What is asked
Set each record down exactly, excluding all images.

━━━━━ Provided material ━━━━━

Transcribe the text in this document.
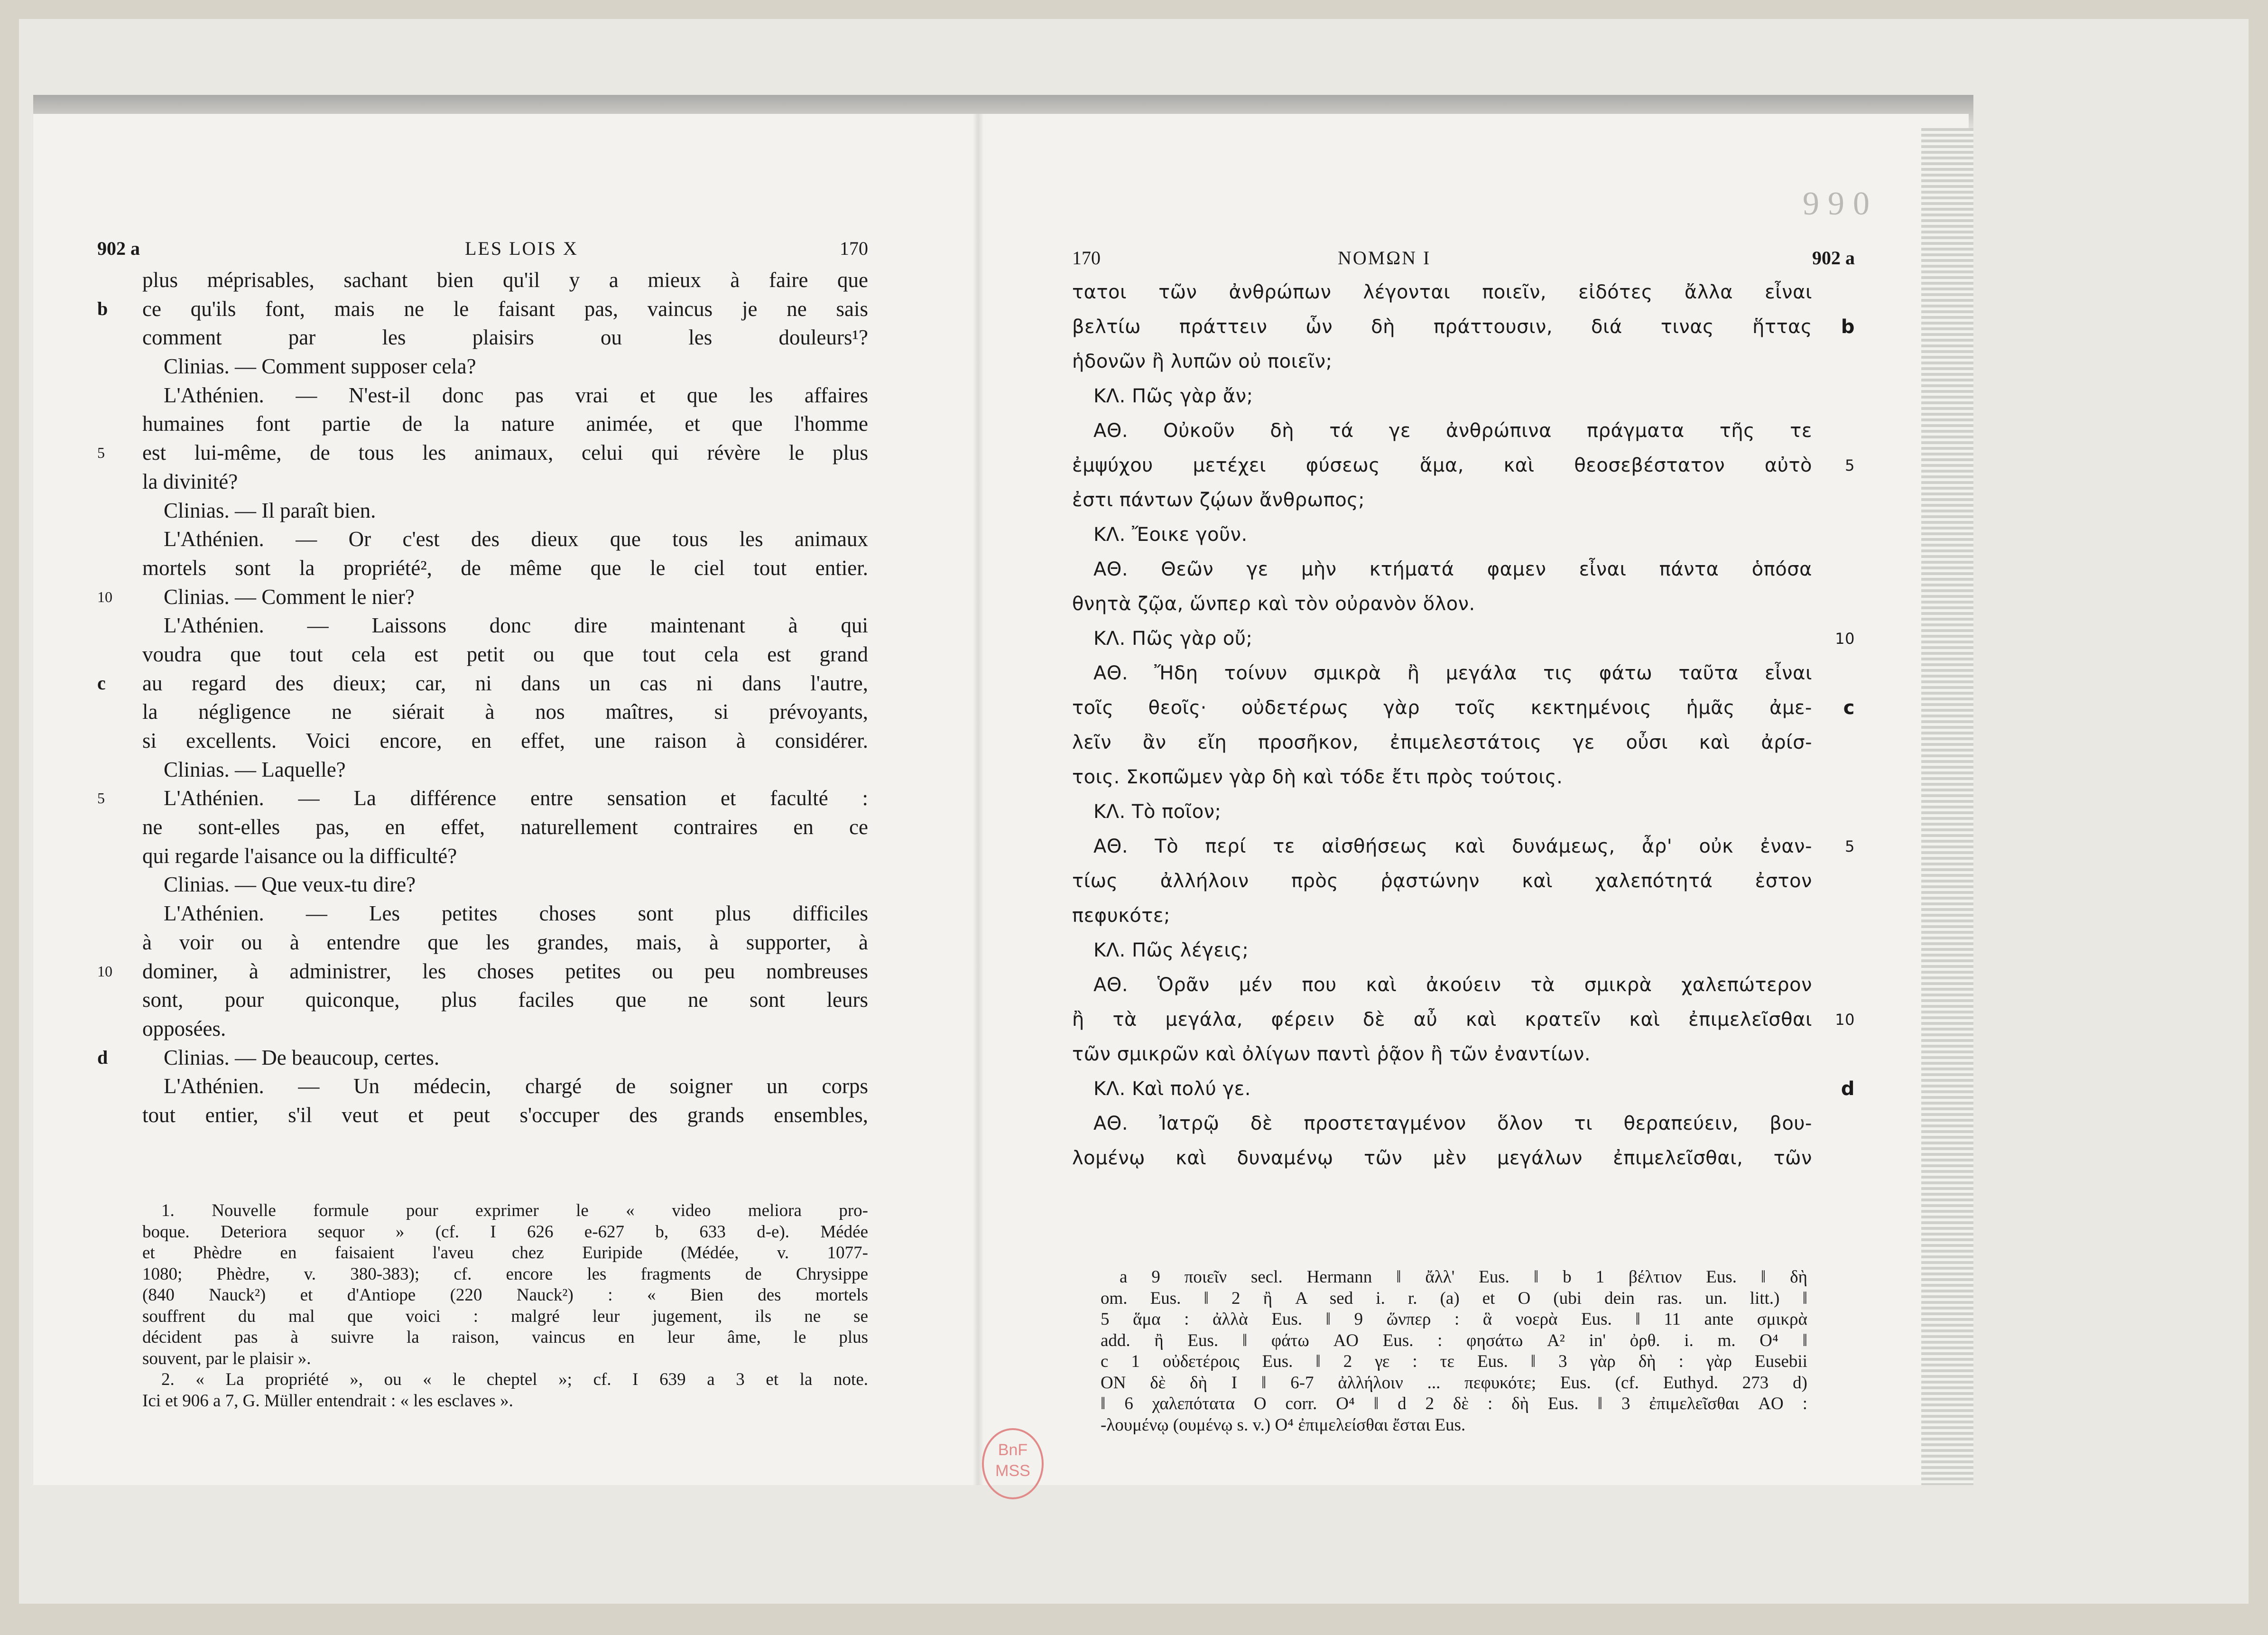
990
902 a	LES LOIS X	170
plus méprisables, sachant bien qu'il y a mieux à faire que
b ce qu'ils font, mais ne le faisant pas, vaincus je ne sais
comment par les plaisirs ou les douleurs¹?
Clinias. — Comment supposer cela?
L'Athénien. — N'est-il donc pas vrai et que les affaires
humaines font partie de la nature animée, et que l'homme
5 est lui-même, de tous les animaux, celui qui révère le plus
la divinité?
Clinias. — Il paraît bien.
L'Athénien. — Or c'est des dieux que tous les animaux
mortels sont la propriété², de même que le ciel tout entier.
10	Clinias. — Comment le nier?
L'Athénien. — Laissons donc dire maintenant à qui
voudra que tout cela est petit ou que tout cela est grand
c au regard des dieux; car, ni dans un cas ni dans l'autre,
la négligence ne siérait à nos maîtres, si prévoyants,
si excellents. Voici encore, en effet, une raison à considérer.
Clinias. — Laquelle?
5	L'Athénien. — La différence entre sensation et faculté :
ne sont-elles pas, en effet, naturellement contraires en ce
qui regarde l'aisance ou la difficulté?
Clinias. — Que veux-tu dire?
L'Athénien. — Les petites choses sont plus difficiles
à voir ou à entendre que les grandes, mais, à supporter, à
10 dominer, à administrer, les choses petites ou peu nombreuses
sont, pour quiconque, plus faciles que ne sont leurs
opposées.
d	Clinias. — De beaucoup, certes.
L'Athénien. — Un médecin, chargé de soigner un corps
tout entier, s'il veut et peut s'occuper des grands ensembles,
1. Nouvelle formule pour exprimer le « video meliora pro-
boque. Deteriora sequor » (cf. I 626 e-627 b, 633 d-e). Médée
et Phèdre en faisaient l'aveu chez Euripide (Médée, v. 1077-
1080; Phèdre, v. 380-383); cf. encore les fragments de Chrysippe
(840 Nauck²) et d'Antiope (220 Nauck²) : « Bien des mortels
souffrent du mal que voici : malgré leur jugement, ils ne se
décident pas à suivre la raison, vaincus en leur âme, le plus
souvent, par le plaisir ».
2. « La propriété », ou « le cheptel »; cf. I 639 a 3 et la note.
Ici et 906 a 7, G. Müller entendrait : « les esclaves ».
170	ΝΟΜΩΝ Ι	902 a
τατοι τῶν ἀνθρώπων λέγονται ποιεῖν, εἰδότες ἄλλα εἶναι
b
βελτίω πράττειν ὧν δὴ πράττουσιν, διά τινας ἥττας
ἡδονῶν ἢ λυπῶν οὐ ποιεῖν;
ΚΛ. Πῶς γὰρ ἄν;
ΑΘ. Οὐκοῦν δὴ τά γε ἀνθρώπινα πράγματα τῆς τε
5
ἐμψύχου μετέχει φύσεως ἅμα, καὶ θεοσεβέστατον αὐτὸ
ἐστι πάντων ζῴων ἄνθρωπος;
ΚΛ. Ἔοικε γοῦν.
ΑΘ. Θεῶν γε μὴν κτήματά φαμεν εἶναι πάντα ὁπόσα
θνητὰ ζῷα, ὥνπερ καὶ τὸν οὐρανὸν ὅλον.
10
ΚΛ. Πῶς γὰρ οὔ;
ΑΘ. Ἤδη τοίνυν σμικρὰ ἢ μεγάλα τις φάτω ταῦτα εἶναι
c
τοῖς θεοῖς· οὐδετέρως γὰρ τοῖς κεκτημένοις ἡμᾶς ἀμε-
λεῖν ἂν εἴη προσῆκον, ἐπιμελεστάτοις γε οὖσι καὶ ἀρίσ-
τοις. Σκοπῶμεν γὰρ δὴ καὶ τόδε ἔτι πρὸς τούτοις.
ΚΛ. Τὸ ποῖον;
5
ΑΘ. Τὸ περί τε αἰσθήσεως καὶ δυνάμεως, ἆρ' οὐκ ἐναν-
τίως ἀλλήλοιν πρὸς ῥᾳστώνην καὶ χαλεπότητά ἐστον
πεφυκότε;
ΚΛ. Πῶς λέγεις;
ΑΘ. Ὁρᾶν μέν που καὶ ἀκούειν τὰ σμικρὰ χαλεπώτερον
10
ἢ τὰ μεγάλα, φέρειν δὲ αὖ καὶ κρατεῖν καὶ ἐπιμελεῖσθαι
τῶν σμικρῶν καὶ ὀλίγων παντὶ ῥᾷον ἢ τῶν ἐναντίων.
d
ΚΛ. Καὶ πολύ γε.
ΑΘ. Ἰατρῷ δὲ προστεταγμένον ὅλον τι θεραπεύειν, βου-
λομένῳ καὶ δυναμένῳ τῶν μὲν μεγάλων ἐπιμελεῖσθαι, τῶν
a 9 ποιεῖν secl. Hermann ‖ ἄλλ' Eus. ‖ b 1 βέλτιον Eus. ‖ δὴ
om. Eus. ‖ 2 ἢ A sed i. r. (a) et O (ubi dein ras. un. litt.) ‖
5 ἅμα : ἀλλὰ Eus. ‖ 9 ὥνπερ : ἃ νοερὰ Eus. ‖ 11 ante σμικρὰ
add. ἢ Eus. ‖ φάτω AO Eus. : φησάτω A² in' ὀρθ. i. m. O⁴ ‖
c 1 οὐδετέροις Eus. ‖ 2 γε : τε Eus. ‖ 3 γὰρ δὴ : γὰρ Eusebii
ON δὲ δὴ I ‖ 6-7 ἀλλήλοιν ... πεφυκότε; Eus. (cf. Euthyd. 273 d)
‖ 6 χαλεπότατα O corr. O⁴ ‖ d 2 δὲ : δὴ Eus. ‖ 3 ἐπιμελεῖσθαι AO :
-λουμένῳ (ουμένῳ s. v.) O⁴ ἐπιμελείσθαι ἔσται Eus.
BnF
MSS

━━━━━

Result for this exercise
Transcribe the text in this document.
990
902 a	LES LOIS X	170
plus méprisables, sachant bien qu'il y a mieux à faire que
b ce qu'ils font, mais ne le faisant pas, vaincus je ne sais
comment par les plaisirs ou les douleurs¹?
Clinias. — Comment supposer cela?
L'Athénien. — N'est-il donc pas vrai et que les affaires
humaines font partie de la nature animée, et que l'homme
5 est lui-même, de tous les animaux, celui qui révère le plus
la divinité?
Clinias. — Il paraît bien.
L'Athénien. — Or c'est des dieux que tous les animaux
mortels sont la propriété², de même que le ciel tout entier.
10	Clinias. — Comment le nier?
L'Athénien. — Laissons donc dire maintenant à qui
voudra que tout cela est petit ou que tout cela est grand
c au regard des dieux; car, ni dans un cas ni dans l'autre,
la négligence ne siérait à nos maîtres, si prévoyants,
si excellents. Voici encore, en effet, une raison à considérer.
Clinias. — Laquelle?
5	L'Athénien. — La différence entre sensation et faculté :
ne sont-elles pas, en effet, naturellement contraires en ce
qui regarde l'aisance ou la difficulté?
Clinias. — Que veux-tu dire?
L'Athénien. — Les petites choses sont plus difficiles
à voir ou à entendre que les grandes, mais, à supporter, à
10 dominer, à administrer, les choses petites ou peu nombreuses
sont, pour quiconque, plus faciles que ne sont leurs
opposées.
d	Clinias. — De beaucoup, certes.
L'Athénien. — Un médecin, chargé de soigner un corps
tout entier, s'il veut et peut s'occuper des grands ensembles,
1. Nouvelle formule pour exprimer le « video meliora pro-
boque. Deteriora sequor » (cf. I 626 e-627 b, 633 d-e). Médée
et Phèdre en faisaient l'aveu chez Euripide (Médée, v. 1077-
1080; Phèdre, v. 380-383); cf. encore les fragments de Chrysippe
(840 Nauck²) et d'Antiope (220 Nauck²) : « Bien des mortels
souffrent du mal que voici : malgré leur jugement, ils ne se
décident pas à suivre la raison, vaincus en leur âme, le plus
souvent, par le plaisir ».
2. « La propriété », ou « le cheptel »; cf. I 639 a 3 et la note.
Ici et 906 a 7, G. Müller entendrait : « les esclaves ».
170	ΝΟΜΩΝ Ι	902 a
τατοι τῶν ἀνθρώπων λέγονται ποιεῖν, εἰδότες ἄλλα εἶναι
b
βελτίω πράττειν ὧν δὴ πράττουσιν, διά τινας ἥττας
ἡδονῶν ἢ λυπῶν οὐ ποιεῖν;
ΚΛ. Πῶς γὰρ ἄν;
ΑΘ. Οὐκοῦν δὴ τά γε ἀνθρώπινα πράγματα τῆς τε
5
ἐμψύχου μετέχει φύσεως ἅμα, καὶ θεοσεβέστατον αὐτὸ
ἐστι πάντων ζῴων ἄνθρωπος;
ΚΛ. Ἔοικε γοῦν.
ΑΘ. Θεῶν γε μὴν κτήματά φαμεν εἶναι πάντα ὁπόσα
θνητὰ ζῷα, ὥνπερ καὶ τὸν οὐρανὸν ὅλον.
10
ΚΛ. Πῶς γὰρ οὔ;
ΑΘ. Ἤδη τοίνυν σμικρὰ ἢ μεγάλα τις φάτω ταῦτα εἶναι
c
τοῖς θεοῖς· οὐδετέρως γὰρ τοῖς κεκτημένοις ἡμᾶς ἀμε-
λεῖν ἂν εἴη προσῆκον, ἐπιμελεστάτοις γε οὖσι καὶ ἀρίσ-
τοις. Σκοπῶμεν γὰρ δὴ καὶ τόδε ἔτι πρὸς τούτοις.
ΚΛ. Τὸ ποῖον;
5
ΑΘ. Τὸ περί τε αἰσθήσεως καὶ δυνάμεως, ἆρ' οὐκ ἐναν-
τίως ἀλλήλοιν πρὸς ῥᾳστώνην καὶ χαλεπότητά ἐστον
πεφυκότε;
ΚΛ. Πῶς λέγεις;
ΑΘ. Ὁρᾶν μέν που καὶ ἀκούειν τὰ σμικρὰ χαλεπώτερον
10
ἢ τὰ μεγάλα, φέρειν δὲ αὖ καὶ κρατεῖν καὶ ἐπιμελεῖσθαι
τῶν σμικρῶν καὶ ὀλίγων παντὶ ῥᾷον ἢ τῶν ἐναντίων.
d
ΚΛ. Καὶ πολύ γε.
ΑΘ. Ἰατρῷ δὲ προστεταγμένον ὅλον τι θεραπεύειν, βου-
λομένῳ καὶ δυναμένῳ τῶν μὲν μεγάλων ἐπιμελεῖσθαι, τῶν
a 9 ποιεῖν secl. Hermann ‖ ἄλλ' Eus. ‖ b 1 βέλτιον Eus. ‖ δὴ
om. Eus. ‖ 2 ἢ A sed i. r. (a) et O (ubi dein ras. un. litt.) ‖
5 ἅμα : ἀλλὰ Eus. ‖ 9 ὥνπερ : ἃ νοερὰ Eus. ‖ 11 ante σμικρὰ
add. ἢ Eus. ‖ φάτω AO Eus. : φησάτω A² in' ὀρθ. i. m. O⁴ ‖
c 1 οὐδετέροις Eus. ‖ 2 γε : τε Eus. ‖ 3 γὰρ δὴ : γὰρ Eusebii
ON δὲ δὴ I ‖ 6-7 ἀλλήλοιν ... πεφυκότε; Eus. (cf. Euthyd. 273 d)
‖ 6 χαλεπότατα O corr. O⁴ ‖ d 2 δὲ : δὴ Eus. ‖ 3 ἐπιμελεῖσθαι AO :
-λουμένῳ (ουμένῳ s. v.) O⁴ ἐπιμελείσθαι ἔσται Eus.
BnF
MSS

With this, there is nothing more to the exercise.